Every record here needs to be written out again exactly.

- **Available records**:
[BEGIN]

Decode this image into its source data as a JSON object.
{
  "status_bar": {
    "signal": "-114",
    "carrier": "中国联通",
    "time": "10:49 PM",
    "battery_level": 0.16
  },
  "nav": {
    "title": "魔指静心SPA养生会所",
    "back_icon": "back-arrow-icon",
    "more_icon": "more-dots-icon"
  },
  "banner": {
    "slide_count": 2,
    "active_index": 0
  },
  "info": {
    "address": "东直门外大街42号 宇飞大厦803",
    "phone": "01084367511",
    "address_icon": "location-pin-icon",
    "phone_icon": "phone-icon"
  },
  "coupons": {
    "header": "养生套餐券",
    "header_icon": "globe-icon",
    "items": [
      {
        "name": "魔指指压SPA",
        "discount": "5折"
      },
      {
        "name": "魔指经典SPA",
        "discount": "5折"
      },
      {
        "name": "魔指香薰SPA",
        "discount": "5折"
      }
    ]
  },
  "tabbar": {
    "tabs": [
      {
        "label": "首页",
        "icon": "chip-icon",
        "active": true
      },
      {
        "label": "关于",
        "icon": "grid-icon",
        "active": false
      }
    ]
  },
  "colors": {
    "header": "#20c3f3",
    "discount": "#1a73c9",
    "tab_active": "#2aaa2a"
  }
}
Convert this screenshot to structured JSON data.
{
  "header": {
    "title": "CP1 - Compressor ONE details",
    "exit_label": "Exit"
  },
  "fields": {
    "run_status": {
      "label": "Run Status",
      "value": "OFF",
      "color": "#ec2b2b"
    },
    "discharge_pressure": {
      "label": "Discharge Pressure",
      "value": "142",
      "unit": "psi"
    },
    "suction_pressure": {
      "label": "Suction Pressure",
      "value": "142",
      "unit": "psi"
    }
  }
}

[END]

- **Correct response**:
Decode this image into its source data as a JSON object.
{
  "status_bar": {
    "signal": "-114",
    "carrier": "中国联通",
    "time": "10:49 PM",
    "battery_level": 0.16
  },
  "nav": {
    "title": "魔指静心SPA养生会所",
    "back_icon": "back-arrow-icon",
    "more_icon": "more-dots-icon"
  },
  "banner": {
    "slide_count": 2,
    "active_index": 0
  },
  "info": {
    "address": "东直门外大街42号 宇飞大厦803",
    "phone": "01084367511",
    "address_icon": "location-pin-icon",
    "phone_icon": "phone-icon"
  },
  "coupons": {
    "header": "养生套餐券",
    "header_icon": "globe-icon",
    "items": [
      {
        "name": "魔指指压SPA",
        "discount": "5折"
      },
      {
        "name": "魔指经典SPA",
        "discount": "5折"
      },
      {
        "name": "魔指香薰SPA",
        "discount": "5折"
      }
    ]
  },
  "tabbar": {
    "tabs": [
      {
        "label": "首页",
        "icon": "chip-icon",
        "active": true
      },
      {
        "label": "关于",
        "icon": "grid-icon",
        "active": false
      }
    ]
  },
  "colors": {
    "header": "#20c3f3",
    "discount": "#1a73c9",
    "tab_active": "#2aaa2a"
  }
}
Convert this screenshot to structured JSON data.
{
  "header": {
    "title": "CP1 - Compressor ONE details",
    "exit_label": "Exit"
  },
  "fields": {
    "run_status": {
      "label": "Run Status",
      "value": "OFF",
      "color": "#ec2b2b"
    },
    "discharge_pressure": {
      "label": "Discharge Pressure",
      "value": "142",
      "unit": "psi"
    },
    "suction_pressure": {
      "label": "Suction Pressure",
      "value": "142",
      "unit": "psi"
    }
  }
}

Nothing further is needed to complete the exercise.